§ Do this
Would you copy out the whole listing exactly as given?

Stored items from a collection
↓
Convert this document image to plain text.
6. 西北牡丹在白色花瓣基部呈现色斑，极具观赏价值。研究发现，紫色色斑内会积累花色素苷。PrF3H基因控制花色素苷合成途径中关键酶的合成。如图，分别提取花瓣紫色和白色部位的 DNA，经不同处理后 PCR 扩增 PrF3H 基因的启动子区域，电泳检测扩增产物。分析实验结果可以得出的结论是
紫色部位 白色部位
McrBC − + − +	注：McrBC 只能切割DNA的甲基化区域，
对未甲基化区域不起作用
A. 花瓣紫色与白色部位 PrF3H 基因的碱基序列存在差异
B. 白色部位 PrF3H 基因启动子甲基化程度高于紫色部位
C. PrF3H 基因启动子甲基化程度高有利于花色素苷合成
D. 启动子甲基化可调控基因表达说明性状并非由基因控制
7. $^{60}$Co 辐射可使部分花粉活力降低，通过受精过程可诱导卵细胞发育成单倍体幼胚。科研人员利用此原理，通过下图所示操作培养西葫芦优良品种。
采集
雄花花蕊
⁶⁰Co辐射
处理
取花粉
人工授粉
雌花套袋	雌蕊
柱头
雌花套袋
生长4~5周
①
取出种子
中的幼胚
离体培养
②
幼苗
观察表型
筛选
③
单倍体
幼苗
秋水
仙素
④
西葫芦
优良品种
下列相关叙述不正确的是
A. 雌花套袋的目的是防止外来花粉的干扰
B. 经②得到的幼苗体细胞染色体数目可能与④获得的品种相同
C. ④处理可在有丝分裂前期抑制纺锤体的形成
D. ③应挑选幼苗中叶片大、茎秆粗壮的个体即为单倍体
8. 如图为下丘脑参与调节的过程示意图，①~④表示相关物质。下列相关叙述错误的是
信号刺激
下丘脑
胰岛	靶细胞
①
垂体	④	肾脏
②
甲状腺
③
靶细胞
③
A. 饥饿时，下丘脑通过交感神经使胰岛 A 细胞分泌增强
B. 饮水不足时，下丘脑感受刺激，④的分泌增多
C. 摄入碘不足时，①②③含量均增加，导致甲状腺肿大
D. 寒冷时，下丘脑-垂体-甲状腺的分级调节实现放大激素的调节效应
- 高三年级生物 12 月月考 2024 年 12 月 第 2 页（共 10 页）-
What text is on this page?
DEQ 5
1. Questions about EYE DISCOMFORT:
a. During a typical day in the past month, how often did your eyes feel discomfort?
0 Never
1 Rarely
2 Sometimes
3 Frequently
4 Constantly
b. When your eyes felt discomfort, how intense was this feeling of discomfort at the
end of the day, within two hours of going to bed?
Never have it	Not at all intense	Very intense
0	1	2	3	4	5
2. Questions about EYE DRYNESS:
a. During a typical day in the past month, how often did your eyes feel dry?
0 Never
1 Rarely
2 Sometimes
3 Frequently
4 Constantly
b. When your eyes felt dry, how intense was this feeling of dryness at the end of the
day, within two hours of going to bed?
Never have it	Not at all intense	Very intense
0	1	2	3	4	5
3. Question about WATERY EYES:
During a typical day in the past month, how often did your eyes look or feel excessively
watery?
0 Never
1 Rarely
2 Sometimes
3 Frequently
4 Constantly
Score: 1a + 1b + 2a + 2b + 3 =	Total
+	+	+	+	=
↑
§ Answer to the exercise
Convert this document image to plain text.
6. 西北牡丹在白色花瓣基部呈现色斑，极具观赏价值。研究发现，紫色色斑内会积累花色素苷。PrF3H基因控制花色素苷合成途径中关键酶的合成。如图，分别提取花瓣紫色和白色部位的 DNA，经不同处理后 PCR 扩增 PrF3H 基因的启动子区域，电泳检测扩增产物。分析实验结果可以得出的结论是
紫色部位 白色部位
McrBC − + − +	注：McrBC 只能切割DNA的甲基化区域，
对未甲基化区域不起作用
A. 花瓣紫色与白色部位 PrF3H 基因的碱基序列存在差异
B. 白色部位 PrF3H 基因启动子甲基化程度高于紫色部位
C. PrF3H 基因启动子甲基化程度高有利于花色素苷合成
D. 启动子甲基化可调控基因表达说明性状并非由基因控制
7. $^{60}$Co 辐射可使部分花粉活力降低，通过受精过程可诱导卵细胞发育成单倍体幼胚。科研人员利用此原理，通过下图所示操作培养西葫芦优良品种。
采集
雄花花蕊
⁶⁰Co辐射
处理
取花粉
人工授粉
雌花套袋	雌蕊
柱头
雌花套袋
生长4~5周
①
取出种子
中的幼胚
离体培养
②
幼苗
观察表型
筛选
③
单倍体
幼苗
秋水
仙素
④
西葫芦
优良品种
下列相关叙述不正确的是
A. 雌花套袋的目的是防止外来花粉的干扰
B. 经②得到的幼苗体细胞染色体数目可能与④获得的品种相同
C. ④处理可在有丝分裂前期抑制纺锤体的形成
D. ③应挑选幼苗中叶片大、茎秆粗壮的个体即为单倍体
8. 如图为下丘脑参与调节的过程示意图，①~④表示相关物质。下列相关叙述错误的是
信号刺激
下丘脑
胰岛	靶细胞
①
垂体	④	肾脏
②
甲状腺
③
靶细胞
③
A. 饥饿时，下丘脑通过交感神经使胰岛 A 细胞分泌增强
B. 饮水不足时，下丘脑感受刺激，④的分泌增多
C. 摄入碘不足时，①②③含量均增加，导致甲状腺肿大
D. 寒冷时，下丘脑-垂体-甲状腺的分级调节实现放大激素的调节效应
- 高三年级生物 12 月月考 2024 年 12 月 第 2 页（共 10 页）-
What text is on this page?
DEQ 5
1. Questions about EYE DISCOMFORT:
a. During a typical day in the past month, how often did your eyes feel discomfort?
0 Never
1 Rarely
2 Sometimes
3 Frequently
4 Constantly
b. When your eyes felt discomfort, how intense was this feeling of discomfort at the
end of the day, within two hours of going to bed?
Never have it	Not at all intense	Very intense
0	1	2	3	4	5
2. Questions about EYE DRYNESS:
a. During a typical day in the past month, how often did your eyes feel dry?
0 Never
1 Rarely
2 Sometimes
3 Frequently
4 Constantly
b. When your eyes felt dry, how intense was this feeling of dryness at the end of the
day, within two hours of going to bed?
Never have it	Not at all intense	Very intense
0	1	2	3	4	5
3. Question about WATERY EYES:
During a typical day in the past month, how often did your eyes look or feel excessively
watery?
0 Never
1 Rarely
2 Sometimes
3 Frequently
4 Constantly
Score: 1a + 1b + 2a + 2b + 3 =	Total
+	+	+	+	=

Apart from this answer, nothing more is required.